▸ **AIM OF THE TASK**: Transcribe all the entries word for word, skipping the pictures.

>>>>>

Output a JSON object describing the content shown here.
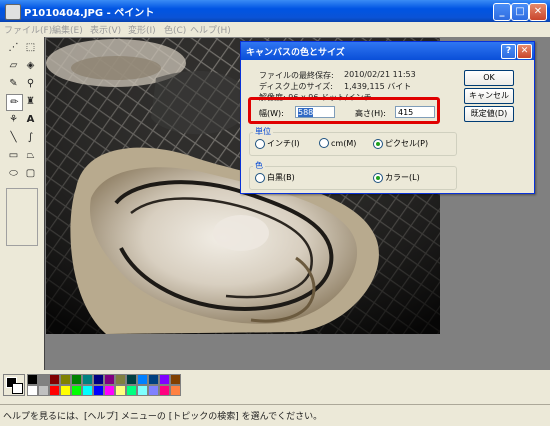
{
  "window": {
    "title": "P1010404.JPG - ペイント"
  },
  "menu": [
    "ファイル(F)",
    "編集(E)",
    "表示(V)",
    "変形(I)",
    "色(C)",
    "ヘルプ(H)"
  ],
  "tools": [
    "select-free",
    "select-rect",
    "eraser",
    "fill",
    "picker",
    "magnifier",
    "pencil",
    "brush",
    "airbrush",
    "text",
    "line",
    "curve",
    "rect",
    "polygon",
    "ellipse",
    "rounded-rect"
  ],
  "dialog": {
    "title": "キャンバスの色とサイズ",
    "last_saved": "ファイルの最終保存:",
    "last_saved_value": "2010/02/21 11:53",
    "disk_size": "ディスク上のサイズ:",
    "disk_size_value": "1,439,115 バイト",
    "resolution": "解像度: 96 x 96 ドット/インチ",
    "width_label": "幅(W):",
    "width_value": "588",
    "height_label": "高さ(H):",
    "height_value": "415",
    "units_group": "単位",
    "unit_inch": "インチ(I)",
    "unit_cm": "cm(M)",
    "unit_pixel": "ピクセル(P)",
    "color_group": "色",
    "color_mono": "白黒(B)",
    "color_color": "カラー(L)",
    "ok": "OK",
    "cancel": "キャンセル",
    "default": "既定値(D)"
  },
  "palette_colors": [
    "#000000",
    "#808080",
    "#800000",
    "#808000",
    "#008000",
    "#008080",
    "#000080",
    "#800080",
    "#808040",
    "#004040",
    "#0080FF",
    "#004080",
    "#8000FF",
    "#804000",
    "#FFFFFF",
    "#C0C0C0",
    "#FF0000",
    "#FFFF00",
    "#00FF00",
    "#00FFFF",
    "#0000FF",
    "#FF00FF",
    "#FFFF80",
    "#00FF80",
    "#80FFFF",
    "#8080FF",
    "#FF0080",
    "#FF8040"
  ],
  "status": "ヘルプを見るには、[ヘルプ] メニューの [トピックの検索] を選んでください。"
}
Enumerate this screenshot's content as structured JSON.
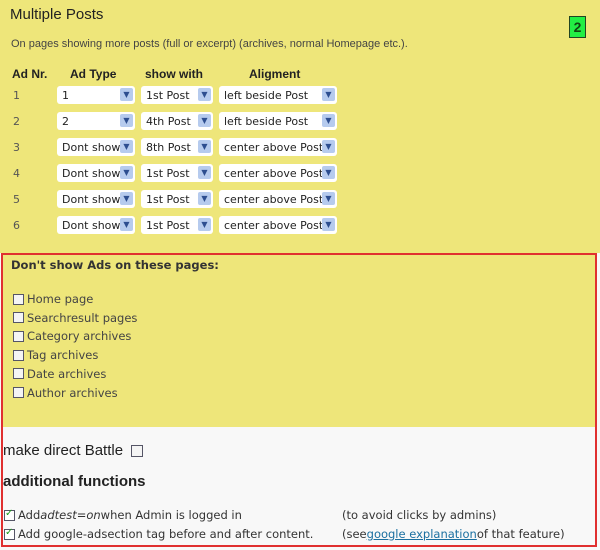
{
  "section": {
    "title": "Multiple Posts",
    "badge": "2",
    "description": "On pages showing more posts (full or excerpt) (archives, normal Homepage etc.)."
  },
  "table": {
    "headers": [
      "Ad Nr.",
      "Ad Type",
      "show with",
      "Aligment"
    ],
    "rows": [
      {
        "nr": "1",
        "ad_type": "1",
        "show_with": "1st Post",
        "alignment": "left beside Post"
      },
      {
        "nr": "2",
        "ad_type": "2",
        "show_with": "4th Post",
        "alignment": "left beside Post"
      },
      {
        "nr": "3",
        "ad_type": "Dont show",
        "show_with": "8th Post",
        "alignment": "center above Post"
      },
      {
        "nr": "4",
        "ad_type": "Dont show",
        "show_with": "1st Post",
        "alignment": "center above Post"
      },
      {
        "nr": "5",
        "ad_type": "Dont show",
        "show_with": "1st Post",
        "alignment": "center above Post"
      },
      {
        "nr": "6",
        "ad_type": "Dont show",
        "show_with": "1st Post",
        "alignment": "center above Post"
      }
    ]
  },
  "exclusions": {
    "heading": "Don't show Ads on these pages:",
    "items": [
      {
        "label": "Home page",
        "checked": false
      },
      {
        "label": "Searchresult pages",
        "checked": false
      },
      {
        "label": "Category archives",
        "checked": false
      },
      {
        "label": "Tag archives",
        "checked": false
      },
      {
        "label": "Date archives",
        "checked": false
      },
      {
        "label": "Author archives",
        "checked": false
      }
    ]
  },
  "battle": {
    "label": "make direct Battle",
    "checked": false
  },
  "additional": {
    "heading": "additional functions",
    "options": [
      {
        "prefix": "Add ",
        "em": "adtest=on",
        "suffix": " when Admin is logged in",
        "note": "(to avoid clicks by admins)",
        "checked": true
      },
      {
        "prefix": "Add google-adsection tag before and after content.",
        "note_pre": "(see ",
        "link": "google explanation",
        "note_post": " of that feature)",
        "checked": true
      }
    ]
  },
  "colors": {
    "panel_bg": "#eee67a",
    "border_red": "#e03030",
    "badge_green": "#22ee44",
    "link": "#1a6fa0"
  }
}
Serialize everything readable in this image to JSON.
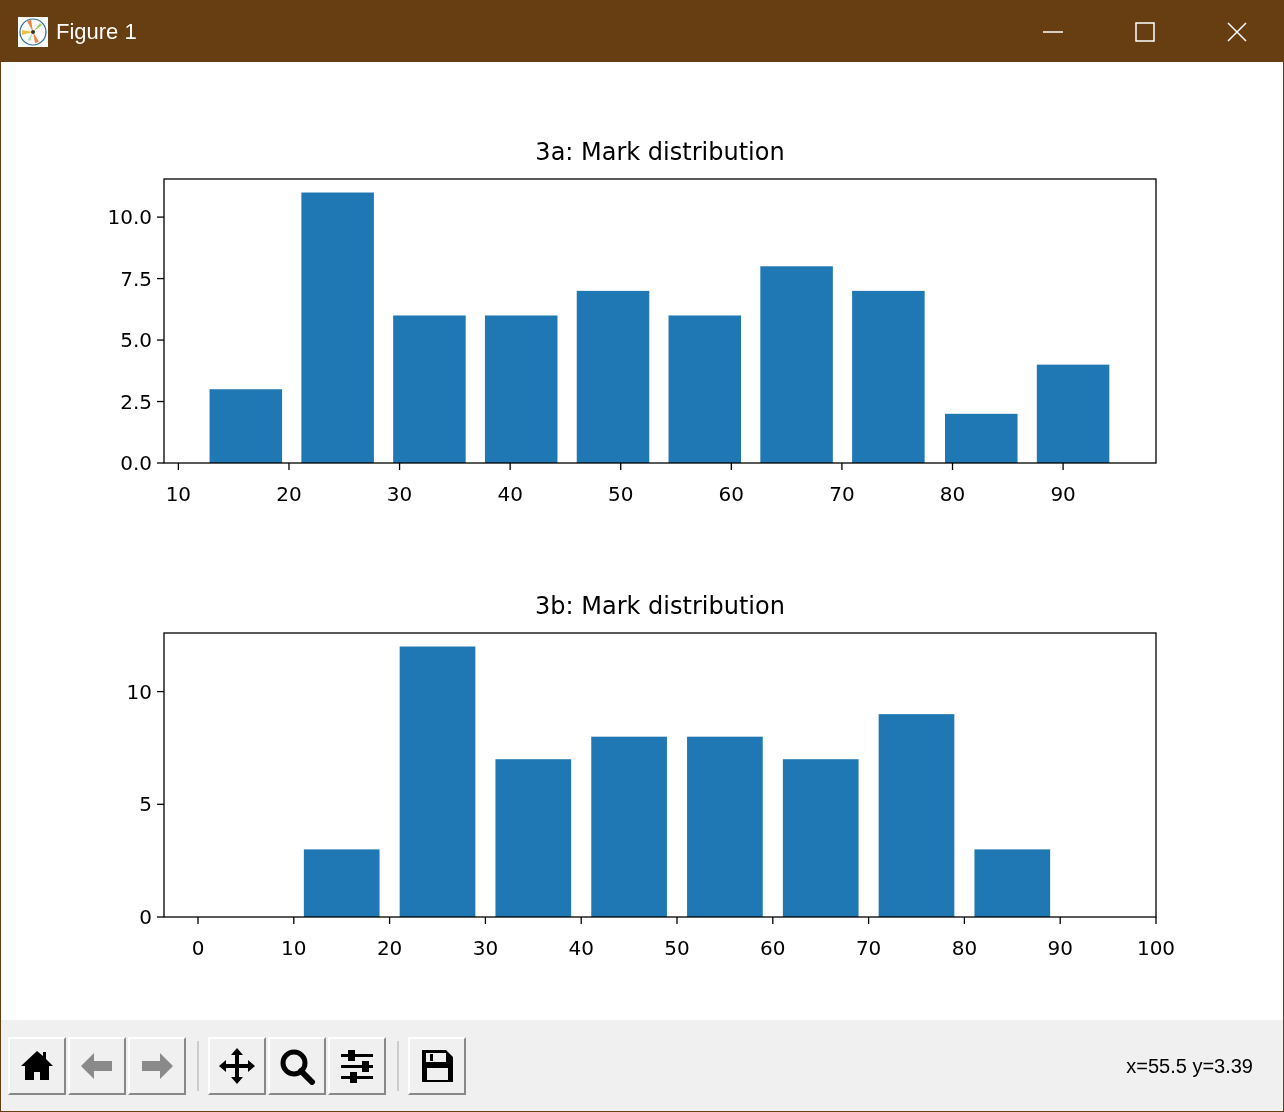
{
  "window": {
    "title": "Figure 1"
  },
  "figure": {
    "plots": [
      {
        "chart_data": {
          "type": "bar",
          "title": "3a: Mark distribution",
          "x": [
            16.1,
            24.4,
            32.7,
            41.0,
            49.3,
            57.6,
            65.9,
            74.2,
            82.6,
            90.9
          ],
          "series": [
            {
              "color": "#1f77b4",
              "values": [
                3,
                11,
                6,
                6,
                7,
                6,
                8,
                7,
                2,
                4
              ]
            }
          ],
          "xlim": [
            8.7,
            98.4
          ],
          "ylim": [
            0,
            11.55
          ],
          "xticks": [
            10,
            20,
            30,
            40,
            50,
            60,
            70,
            80,
            90
          ],
          "yticks": [
            {
              "value": 0,
              "label": "0.0"
            },
            {
              "value": 2.5,
              "label": "2.5"
            },
            {
              "value": 5,
              "label": "5.0"
            },
            {
              "value": 7.5,
              "label": "7.5"
            },
            {
              "value": 10,
              "label": "10.0"
            }
          ]
        }
      },
      {
        "chart_data": {
          "type": "bar",
          "title": "3b: Mark distribution",
          "x": [
            15,
            25,
            35,
            45,
            55,
            65,
            75,
            85
          ],
          "series": [
            {
              "color": "#1f77b4",
              "values": [
                3,
                12,
                7,
                8,
                8,
                7,
                9,
                3
              ]
            }
          ],
          "xlim": [
            -3.55,
            100
          ],
          "ylim": [
            0,
            12.6
          ],
          "xticks": [
            0,
            10,
            20,
            30,
            40,
            50,
            60,
            70,
            80,
            90,
            100
          ],
          "yticks": [
            0,
            5,
            10
          ]
        }
      }
    ]
  },
  "toolbar": {
    "groups": [
      [
        {
          "kind": "home",
          "disabled": false
        },
        {
          "kind": "back",
          "disabled": true
        },
        {
          "kind": "forward",
          "disabled": true
        }
      ],
      [
        {
          "kind": "pan",
          "disabled": false
        },
        {
          "kind": "zoom",
          "disabled": false
        },
        {
          "kind": "configure",
          "disabled": false
        }
      ],
      [
        {
          "kind": "save",
          "disabled": false
        }
      ]
    ],
    "status": "x=55.5 y=3.39"
  }
}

<<<<<

▸ **ANSWER TO THIS EXERCISE**:
Output a JSON object describing the content shown here.
{
  "window": {
    "title": "P1010404.JPG - ペイント"
  },
  "menu": [
    "ファイル(F)",
    "編集(E)",
    "表示(V)",
    "変形(I)",
    "色(C)",
    "ヘルプ(H)"
  ],
  "tools": [
    "select-free",
    "select-rect",
    "eraser",
    "fill",
    "picker",
    "magnifier",
    "pencil",
    "brush",
    "airbrush",
    "text",
    "line",
    "curve",
    "rect",
    "polygon",
    "ellipse",
    "rounded-rect"
  ],
  "dialog": {
    "title": "キャンバスの色とサイズ",
    "last_saved": "ファイルの最終保存:",
    "last_saved_value": "2010/02/21 11:53",
    "disk_size": "ディスク上のサイズ:",
    "disk_size_value": "1,439,115 バイト",
    "resolution": "解像度: 96 x 96 ドット/インチ",
    "width_label": "幅(W):",
    "width_value": "588",
    "height_label": "高さ(H):",
    "height_value": "415",
    "units_group": "単位",
    "unit_inch": "インチ(I)",
    "unit_cm": "cm(M)",
    "unit_pixel": "ピクセル(P)",
    "color_group": "色",
    "color_mono": "白黒(B)",
    "color_color": "カラー(L)",
    "ok": "OK",
    "cancel": "キャンセル",
    "default": "既定値(D)"
  },
  "palette_colors": [
    "#000000",
    "#808080",
    "#800000",
    "#808000",
    "#008000",
    "#008080",
    "#000080",
    "#800080",
    "#808040",
    "#004040",
    "#0080FF",
    "#004080",
    "#8000FF",
    "#804000",
    "#FFFFFF",
    "#C0C0C0",
    "#FF0000",
    "#FFFF00",
    "#00FF00",
    "#00FFFF",
    "#0000FF",
    "#FF00FF",
    "#FFFF80",
    "#00FF80",
    "#80FFFF",
    "#8080FF",
    "#FF0080",
    "#FF8040"
  ],
  "status": "ヘルプを見るには、[ヘルプ] メニューの [トピックの検索] を選んでください。"
}
Enumerate this screenshot's content as structured JSON.
{
  "section": {
    "title": "Multiple Posts",
    "badge": "2",
    "description": "On pages showing more posts (full or excerpt) (archives, normal Homepage etc.)."
  },
  "table": {
    "headers": [
      "Ad Nr.",
      "Ad Type",
      "show with",
      "Aligment"
    ],
    "rows": [
      {
        "nr": "1",
        "ad_type": "1",
        "show_with": "1st Post",
        "alignment": "left beside Post"
      },
      {
        "nr": "2",
        "ad_type": "2",
        "show_with": "4th Post",
        "alignment": "left beside Post"
      },
      {
        "nr": "3",
        "ad_type": "Dont show",
        "show_with": "8th Post",
        "alignment": "center above Post"
      },
      {
        "nr": "4",
        "ad_type": "Dont show",
        "show_with": "1st Post",
        "alignment": "center above Post"
      },
      {
        "nr": "5",
        "ad_type": "Dont show",
        "show_with": "1st Post",
        "alignment": "center above Post"
      },
      {
        "nr": "6",
        "ad_type": "Dont show",
        "show_with": "1st Post",
        "alignment": "center above Post"
      }
    ]
  },
  "exclusions": {
    "heading": "Don't show Ads on these pages:",
    "items": [
      {
        "label": "Home page",
        "checked": false
      },
      {
        "label": "Searchresult pages",
        "checked": false
      },
      {
        "label": "Category archives",
        "checked": false
      },
      {
        "label": "Tag archives",
        "checked": false
      },
      {
        "label": "Date archives",
        "checked": false
      },
      {
        "label": "Author archives",
        "checked": false
      }
    ]
  },
  "battle": {
    "label": "make direct Battle",
    "checked": false
  },
  "additional": {
    "heading": "additional functions",
    "options": [
      {
        "prefix": "Add ",
        "em": "adtest=on",
        "suffix": " when Admin is logged in",
        "note": "(to avoid clicks by admins)",
        "checked": true
      },
      {
        "prefix": "Add google-adsection tag before and after content.",
        "note_pre": "(see ",
        "link": "google explanation",
        "note_post": " of that feature)",
        "checked": true
      }
    ]
  },
  "colors": {
    "panel_bg": "#eee67a",
    "border_red": "#e03030",
    "badge_green": "#22ee44",
    "link": "#1a6fa0"
  }
}
Serialize everything readable in this image to JSON.
{
  "window": {
    "title": "Figure 1"
  },
  "figure": {
    "plots": [
      {
        "chart_data": {
          "type": "bar",
          "title": "3a: Mark distribution",
          "x": [
            16.1,
            24.4,
            32.7,
            41.0,
            49.3,
            57.6,
            65.9,
            74.2,
            82.6,
            90.9
          ],
          "series": [
            {
              "color": "#1f77b4",
              "values": [
                3,
                11,
                6,
                6,
                7,
                6,
                8,
                7,
                2,
                4
              ]
            }
          ],
          "xlim": [
            8.7,
            98.4
          ],
          "ylim": [
            0,
            11.55
          ],
          "xticks": [
            10,
            20,
            30,
            40,
            50,
            60,
            70,
            80,
            90
          ],
          "yticks": [
            {
              "value": 0,
              "label": "0.0"
            },
            {
              "value": 2.5,
              "label": "2.5"
            },
            {
              "value": 5,
              "label": "5.0"
            },
            {
              "value": 7.5,
              "label": "7.5"
            },
            {
              "value": 10,
              "label": "10.0"
            }
          ]
        }
      },
      {
        "chart_data": {
          "type": "bar",
          "title": "3b: Mark distribution",
          "x": [
            15,
            25,
            35,
            45,
            55,
            65,
            75,
            85
          ],
          "series": [
            {
              "color": "#1f77b4",
              "values": [
                3,
                12,
                7,
                8,
                8,
                7,
                9,
                3
              ]
            }
          ],
          "xlim": [
            -3.55,
            100
          ],
          "ylim": [
            0,
            12.6
          ],
          "xticks": [
            0,
            10,
            20,
            30,
            40,
            50,
            60,
            70,
            80,
            90,
            100
          ],
          "yticks": [
            0,
            5,
            10
          ]
        }
      }
    ]
  },
  "toolbar": {
    "groups": [
      [
        {
          "kind": "home",
          "disabled": false
        },
        {
          "kind": "back",
          "disabled": true
        },
        {
          "kind": "forward",
          "disabled": true
        }
      ],
      [
        {
          "kind": "pan",
          "disabled": false
        },
        {
          "kind": "zoom",
          "disabled": false
        },
        {
          "kind": "configure",
          "disabled": false
        }
      ],
      [
        {
          "kind": "save",
          "disabled": false
        }
      ]
    ],
    "status": "x=55.5 y=3.39"
  }
}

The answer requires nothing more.